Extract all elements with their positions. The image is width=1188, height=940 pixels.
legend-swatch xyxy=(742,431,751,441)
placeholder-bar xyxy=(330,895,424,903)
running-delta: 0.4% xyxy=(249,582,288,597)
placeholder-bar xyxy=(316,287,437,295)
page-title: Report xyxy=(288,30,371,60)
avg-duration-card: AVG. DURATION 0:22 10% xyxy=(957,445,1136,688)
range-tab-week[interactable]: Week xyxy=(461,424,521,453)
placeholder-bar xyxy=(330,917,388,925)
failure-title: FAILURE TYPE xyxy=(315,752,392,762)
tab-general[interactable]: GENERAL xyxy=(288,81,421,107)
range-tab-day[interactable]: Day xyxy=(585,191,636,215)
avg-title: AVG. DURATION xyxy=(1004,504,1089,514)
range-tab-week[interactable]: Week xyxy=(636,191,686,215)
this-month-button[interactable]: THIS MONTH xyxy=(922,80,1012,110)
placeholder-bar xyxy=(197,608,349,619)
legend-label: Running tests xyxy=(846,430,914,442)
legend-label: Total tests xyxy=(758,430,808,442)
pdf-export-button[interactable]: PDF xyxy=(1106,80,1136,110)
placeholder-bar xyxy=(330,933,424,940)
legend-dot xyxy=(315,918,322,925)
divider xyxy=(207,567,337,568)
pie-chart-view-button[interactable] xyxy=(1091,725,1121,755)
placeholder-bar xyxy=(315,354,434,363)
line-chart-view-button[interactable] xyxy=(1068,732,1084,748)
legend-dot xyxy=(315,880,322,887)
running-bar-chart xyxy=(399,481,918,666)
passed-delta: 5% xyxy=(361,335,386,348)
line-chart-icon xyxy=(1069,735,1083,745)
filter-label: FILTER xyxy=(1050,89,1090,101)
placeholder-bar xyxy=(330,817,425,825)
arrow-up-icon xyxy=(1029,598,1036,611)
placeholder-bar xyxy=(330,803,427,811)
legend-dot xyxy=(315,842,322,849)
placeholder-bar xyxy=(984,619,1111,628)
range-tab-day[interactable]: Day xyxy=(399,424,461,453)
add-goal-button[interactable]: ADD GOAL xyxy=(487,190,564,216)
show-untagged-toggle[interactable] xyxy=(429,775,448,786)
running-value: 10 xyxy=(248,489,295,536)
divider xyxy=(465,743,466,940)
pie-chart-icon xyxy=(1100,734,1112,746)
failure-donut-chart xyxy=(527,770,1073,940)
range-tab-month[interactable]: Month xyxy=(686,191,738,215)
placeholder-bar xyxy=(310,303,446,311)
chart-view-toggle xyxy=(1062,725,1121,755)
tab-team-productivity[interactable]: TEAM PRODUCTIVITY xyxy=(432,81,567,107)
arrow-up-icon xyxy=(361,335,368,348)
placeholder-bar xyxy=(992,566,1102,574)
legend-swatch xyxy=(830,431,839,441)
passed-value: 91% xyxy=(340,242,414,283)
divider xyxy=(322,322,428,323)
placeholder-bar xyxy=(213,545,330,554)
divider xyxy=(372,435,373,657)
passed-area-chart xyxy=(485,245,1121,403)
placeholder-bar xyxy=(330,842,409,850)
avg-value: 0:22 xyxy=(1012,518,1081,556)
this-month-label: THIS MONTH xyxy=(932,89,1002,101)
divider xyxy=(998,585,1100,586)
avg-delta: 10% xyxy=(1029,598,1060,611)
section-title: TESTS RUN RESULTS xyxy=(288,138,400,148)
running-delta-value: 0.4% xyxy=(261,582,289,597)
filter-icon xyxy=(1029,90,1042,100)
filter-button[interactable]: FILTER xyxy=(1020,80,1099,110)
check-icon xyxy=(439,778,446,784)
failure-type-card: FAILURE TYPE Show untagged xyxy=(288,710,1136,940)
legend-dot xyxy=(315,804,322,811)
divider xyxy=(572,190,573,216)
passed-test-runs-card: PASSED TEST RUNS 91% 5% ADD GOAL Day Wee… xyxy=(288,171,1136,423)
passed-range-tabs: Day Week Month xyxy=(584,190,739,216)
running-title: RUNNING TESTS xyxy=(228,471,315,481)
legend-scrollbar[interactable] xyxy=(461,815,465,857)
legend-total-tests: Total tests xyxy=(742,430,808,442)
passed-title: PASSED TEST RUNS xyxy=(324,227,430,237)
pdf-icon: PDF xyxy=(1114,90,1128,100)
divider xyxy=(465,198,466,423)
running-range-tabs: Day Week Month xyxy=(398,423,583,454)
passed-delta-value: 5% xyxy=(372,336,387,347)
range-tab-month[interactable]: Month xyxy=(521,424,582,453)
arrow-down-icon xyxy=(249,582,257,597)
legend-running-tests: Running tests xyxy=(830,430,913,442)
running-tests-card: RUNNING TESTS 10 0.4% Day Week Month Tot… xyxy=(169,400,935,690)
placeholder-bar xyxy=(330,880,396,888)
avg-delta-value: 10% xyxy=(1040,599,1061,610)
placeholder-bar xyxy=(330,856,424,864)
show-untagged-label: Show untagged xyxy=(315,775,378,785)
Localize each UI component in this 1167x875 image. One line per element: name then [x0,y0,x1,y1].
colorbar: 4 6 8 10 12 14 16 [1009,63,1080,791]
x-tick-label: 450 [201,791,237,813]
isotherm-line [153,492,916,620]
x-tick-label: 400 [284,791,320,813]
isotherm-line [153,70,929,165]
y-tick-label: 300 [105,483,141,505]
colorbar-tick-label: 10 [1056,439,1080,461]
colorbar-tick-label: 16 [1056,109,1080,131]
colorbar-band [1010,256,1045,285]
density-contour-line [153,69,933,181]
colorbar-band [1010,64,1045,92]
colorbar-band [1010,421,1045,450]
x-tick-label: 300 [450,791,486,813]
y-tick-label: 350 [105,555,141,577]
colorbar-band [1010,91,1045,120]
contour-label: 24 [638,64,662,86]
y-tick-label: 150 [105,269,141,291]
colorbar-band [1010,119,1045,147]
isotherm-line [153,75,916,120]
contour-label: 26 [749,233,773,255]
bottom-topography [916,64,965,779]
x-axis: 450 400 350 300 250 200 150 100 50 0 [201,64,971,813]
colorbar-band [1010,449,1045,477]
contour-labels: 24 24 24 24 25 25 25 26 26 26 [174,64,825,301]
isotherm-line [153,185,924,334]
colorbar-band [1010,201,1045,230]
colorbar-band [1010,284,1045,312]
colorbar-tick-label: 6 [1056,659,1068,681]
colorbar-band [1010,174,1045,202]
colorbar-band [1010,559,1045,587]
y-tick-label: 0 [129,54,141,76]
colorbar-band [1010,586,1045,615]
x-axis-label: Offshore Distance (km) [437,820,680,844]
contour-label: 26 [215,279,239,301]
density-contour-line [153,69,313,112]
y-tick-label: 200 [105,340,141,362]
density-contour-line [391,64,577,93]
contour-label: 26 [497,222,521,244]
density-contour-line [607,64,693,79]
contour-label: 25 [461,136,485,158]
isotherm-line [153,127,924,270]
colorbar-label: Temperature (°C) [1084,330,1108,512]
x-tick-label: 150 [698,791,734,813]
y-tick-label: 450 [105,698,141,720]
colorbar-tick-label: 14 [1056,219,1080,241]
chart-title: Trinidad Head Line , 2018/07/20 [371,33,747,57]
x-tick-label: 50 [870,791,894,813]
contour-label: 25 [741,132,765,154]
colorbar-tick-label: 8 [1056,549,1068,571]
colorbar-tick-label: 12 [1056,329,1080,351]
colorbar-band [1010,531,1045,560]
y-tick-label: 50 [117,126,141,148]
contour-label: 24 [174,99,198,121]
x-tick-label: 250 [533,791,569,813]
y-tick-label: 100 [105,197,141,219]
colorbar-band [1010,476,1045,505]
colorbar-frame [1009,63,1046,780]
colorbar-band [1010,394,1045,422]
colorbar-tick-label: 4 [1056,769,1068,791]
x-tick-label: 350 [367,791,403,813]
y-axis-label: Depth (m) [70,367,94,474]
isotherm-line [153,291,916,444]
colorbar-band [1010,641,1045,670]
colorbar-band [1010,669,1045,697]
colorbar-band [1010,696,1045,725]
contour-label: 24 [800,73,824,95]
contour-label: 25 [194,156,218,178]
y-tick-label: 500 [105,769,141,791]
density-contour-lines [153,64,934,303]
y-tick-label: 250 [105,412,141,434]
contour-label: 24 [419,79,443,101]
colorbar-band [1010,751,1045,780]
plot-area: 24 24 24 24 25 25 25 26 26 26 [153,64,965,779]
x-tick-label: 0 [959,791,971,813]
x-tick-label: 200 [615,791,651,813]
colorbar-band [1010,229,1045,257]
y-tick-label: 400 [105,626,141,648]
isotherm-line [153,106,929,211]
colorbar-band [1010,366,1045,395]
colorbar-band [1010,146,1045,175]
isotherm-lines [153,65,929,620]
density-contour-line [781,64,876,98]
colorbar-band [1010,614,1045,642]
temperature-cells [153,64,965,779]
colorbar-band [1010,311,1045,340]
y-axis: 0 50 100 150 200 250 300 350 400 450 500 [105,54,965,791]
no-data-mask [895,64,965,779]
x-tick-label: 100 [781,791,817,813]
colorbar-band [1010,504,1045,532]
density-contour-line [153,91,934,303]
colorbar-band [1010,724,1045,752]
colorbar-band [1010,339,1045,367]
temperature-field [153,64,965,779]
──────────────────────────────
* [What the task requires]
Turn everything from the start of the data down to and including the line containing "placeholder-bar xyxy=(316,287,437,295)" into a numbered list, leaving out any blank lines.

* [Expected output]
1. Extract all elements with their positions. The image is width=1188, height=940 pixels.
2. legend-swatch xyxy=(742,431,751,441)
3. placeholder-bar xyxy=(330,895,424,903)
4. running-delta: 0.4% xyxy=(249,582,288,597)
5. placeholder-bar xyxy=(316,287,437,295)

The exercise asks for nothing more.